• AIM
Quote, verbatim, all material below, without pictures.

• MATERIAL
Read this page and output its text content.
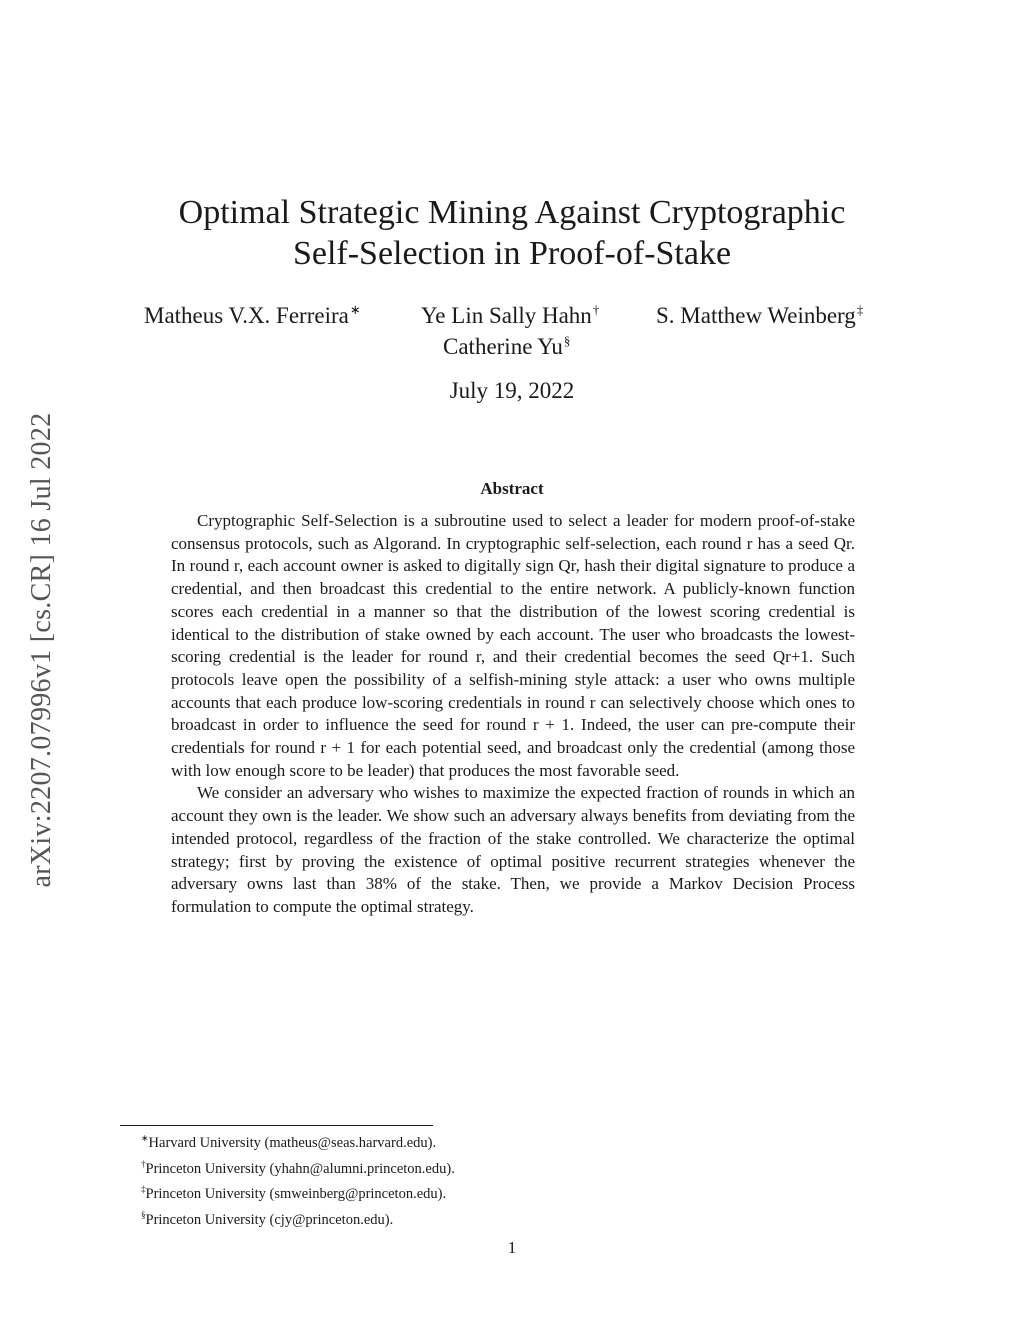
arXiv:2207.07996v1 [cs.CR] 16 Jul 2022
Optimal Strategic Mining Against Cryptographic
Self-Selection in Proof-of-Stake
Matheus V.X. Ferreira∗	Ye Lin Sally Hahn† S. Matthew Weinberg‡
Catherine Yu§
July 19, 2022
Abstract

Cryptographic Self-Selection is a subroutine used to select a leader for modern proof-of-stake consensus protocols, such as Algorand. In cryptographic self-selection, each round r has a seed Qr. In round r, each account owner is asked to digitally sign Qr, hash their digital signature to produce a credential, and then broadcast this credential to the entire network. A publicly-known function scores each credential in a manner so that the distribution of the lowest scoring credential is identical to the distribution of stake owned by each account. The user who broadcasts the lowest-scoring credential is the leader for round r, and their credential becomes the seed Qr+1. Such protocols leave open the possibility of a selfish-mining style attack: a user who owns multiple accounts that each produce low-scoring credentials in round r can selectively choose which ones to broadcast in order to influence the seed for round r + 1. Indeed, the user can pre-compute their credentials for round r + 1 for each potential seed, and broadcast only the credential (among those with low enough score to be leader) that produces the most favorable seed.

We consider an adversary who wishes to maximize the expected fraction of rounds in which an account they own is the leader. We show such an adversary always benefits from deviating from the intended protocol, regardless of the fraction of the stake controlled. We characterize the optimal strategy; first by proving the existence of optimal positive recurrent strategies whenever the adversary owns last than 38% of the stake. Then, we provide a Markov Decision Process formulation to compute the optimal strategy.

∗Harvard University (matheus@seas.harvard.edu).
†Princeton University (yhahn@alumni.princeton.edu).
‡Princeton University (smweinberg@princeton.edu).
§Princeton University (cjy@princeton.edu).
1
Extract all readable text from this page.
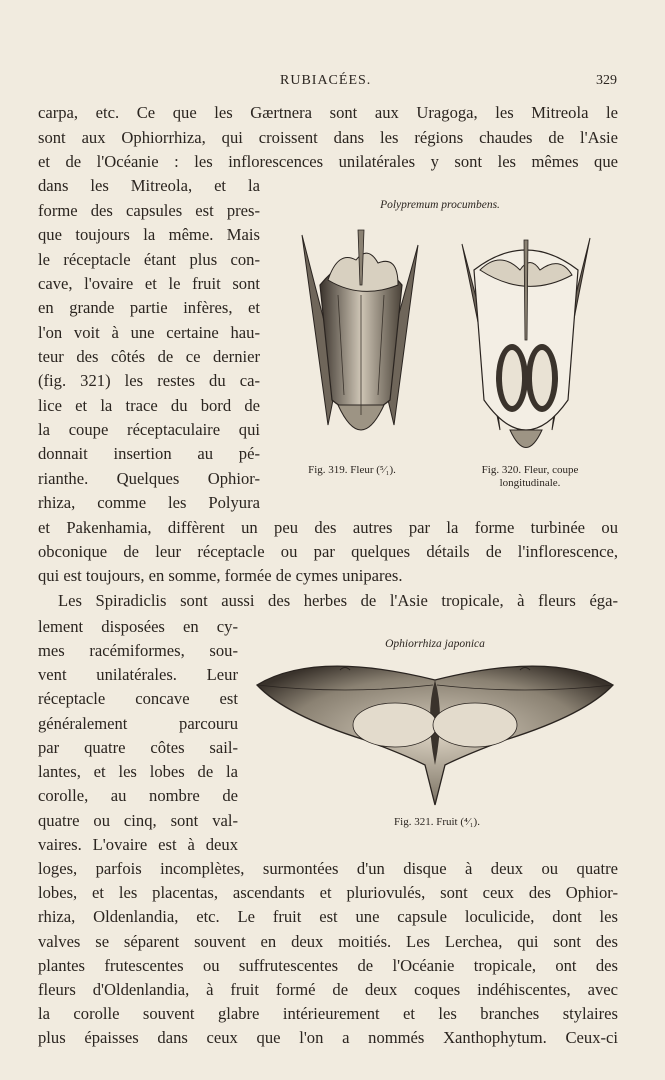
RUBIACÉES.	329
carpa, etc. Ce que les Gærtnera sont aux Uragoga, les Mitreola le
sont aux Ophiorrhiza, qui croissent dans les régions chaudes de l'Asie
et de l'Océanie : les inflorescences unilatérales y sont les mêmes que
dans les Mitreola, et la
forme des capsules est pres-
que toujours la même. Mais
le réceptacle étant plus con-
cave, l'ovaire et le fruit sont
en grande partie infères, et
l'on voit à une certaine hau-
teur des côtés de ce dernier
(fig. 321) les restes du ca-
lice et la trace du bord de
la coupe réceptaculaire qui
donnait insertion au pé-
rianthe. Quelques Ophior-
rhiza, comme les Polyura
Polypremum procumbens.
Fig. 319. Fleur (⁵⁄₁).	Fig. 320. Fleur, coupe
longitudinale.
et Pakenhamia, diffèrent un peu des autres par la forme turbinée ou
obconique de leur réceptacle ou par quelques détails de l'inflorescence,
qui est toujours, en somme, formée de cymes unipares.
Les Spiradiclis sont aussi des herbes de l'Asie tropicale, à fleurs éga-
lement disposées en cy-
mes racémiformes, sou-
vent unilatérales. Leur
réceptacle concave est
généralement parcouru
par quatre côtes sail-
lantes, et les lobes de la
corolle, au nombre de
quatre ou cinq, sont val-
vaires. L'ovaire est à deux
Ophiorrhiza japonica
Fig. 321. Fruit (⁴⁄₁).
loges, parfois incomplètes, surmontées d'un disque à deux ou quatre
lobes, et les placentas, ascendants et pluriovulés, sont ceux des Ophior-
rhiza, Oldenlandia, etc. Le fruit est une capsule loculicide, dont les
valves se séparent souvent en deux moitiés. Les Lerchea, qui sont des
plantes frutescentes ou suffrutescentes de l'Océanie tropicale, ont des
fleurs d'Oldenlandia, à fruit formé de deux coques indéhiscentes, avec
la corolle souvent glabre intérieurement et les branches stylaires
plus épaisses dans ceux que l'on a nommés Xanthophytum. Ceux-ci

• CORRECT OUTPUT
Read this page and output its text content.
arXiv:2207.07996v1 [cs.CR] 16 Jul 2022
Optimal Strategic Mining Against Cryptographic
Self-Selection in Proof-of-Stake
Matheus V.X. Ferreira∗	Ye Lin Sally Hahn† S. Matthew Weinberg‡
Catherine Yu§
July 19, 2022
Abstract

Cryptographic Self-Selection is a subroutine used to select a leader for modern proof-of-stake consensus protocols, such as Algorand. In cryptographic self-selection, each round r has a seed Qr. In round r, each account owner is asked to digitally sign Qr, hash their digital signature to produce a credential, and then broadcast this credential to the entire network. A publicly-known function scores each credential in a manner so that the distribution of the lowest scoring credential is identical to the distribution of stake owned by each account. The user who broadcasts the lowest-scoring credential is the leader for round r, and their credential becomes the seed Qr+1. Such protocols leave open the possibility of a selfish-mining style attack: a user who owns multiple accounts that each produce low-scoring credentials in round r can selectively choose which ones to broadcast in order to influence the seed for round r + 1. Indeed, the user can pre-compute their credentials for round r + 1 for each potential seed, and broadcast only the credential (among those with low enough score to be leader) that produces the most favorable seed.

We consider an adversary who wishes to maximize the expected fraction of rounds in which an account they own is the leader. We show such an adversary always benefits from deviating from the intended protocol, regardless of the fraction of the stake controlled. We characterize the optimal strategy; first by proving the existence of optimal positive recurrent strategies whenever the adversary owns last than 38% of the stake. Then, we provide a Markov Decision Process formulation to compute the optimal strategy.

∗Harvard University (matheus@seas.harvard.edu).
†Princeton University (yhahn@alumni.princeton.edu).
‡Princeton University (smweinberg@princeton.edu).
§Princeton University (cjy@princeton.edu).
1
Extract all readable text from this page.
RUBIACÉES.	329
carpa, etc. Ce que les Gærtnera sont aux Uragoga, les Mitreola le
sont aux Ophiorrhiza, qui croissent dans les régions chaudes de l'Asie
et de l'Océanie : les inflorescences unilatérales y sont les mêmes que
dans les Mitreola, et la
forme des capsules est pres-
que toujours la même. Mais
le réceptacle étant plus con-
cave, l'ovaire et le fruit sont
en grande partie infères, et
l'on voit à une certaine hau-
teur des côtés de ce dernier
(fig. 321) les restes du ca-
lice et la trace du bord de
la coupe réceptaculaire qui
donnait insertion au pé-
rianthe. Quelques Ophior-
rhiza, comme les Polyura
Polypremum procumbens.
Fig. 319. Fleur (⁵⁄₁).	Fig. 320. Fleur, coupe
longitudinale.
et Pakenhamia, diffèrent un peu des autres par la forme turbinée ou
obconique de leur réceptacle ou par quelques détails de l'inflorescence,
qui est toujours, en somme, formée de cymes unipares.
Les Spiradiclis sont aussi des herbes de l'Asie tropicale, à fleurs éga-
lement disposées en cy-
mes racémiformes, sou-
vent unilatérales. Leur
réceptacle concave est
généralement parcouru
par quatre côtes sail-
lantes, et les lobes de la
corolle, au nombre de
quatre ou cinq, sont val-
vaires. L'ovaire est à deux
Ophiorrhiza japonica
Fig. 321. Fruit (⁴⁄₁).
loges, parfois incomplètes, surmontées d'un disque à deux ou quatre
lobes, et les placentas, ascendants et pluriovulés, sont ceux des Ophior-
rhiza, Oldenlandia, etc. Le fruit est une capsule loculicide, dont les
valves se séparent souvent en deux moitiés. Les Lerchea, qui sont des
plantes frutescentes ou suffrutescentes de l'Océanie tropicale, ont des
fleurs d'Oldenlandia, à fruit formé de deux coques indéhiscentes, avec
la corolle souvent glabre intérieurement et les branches stylaires
plus épaisses dans ceux que l'on a nommés Xanthophytum. Ceux-ci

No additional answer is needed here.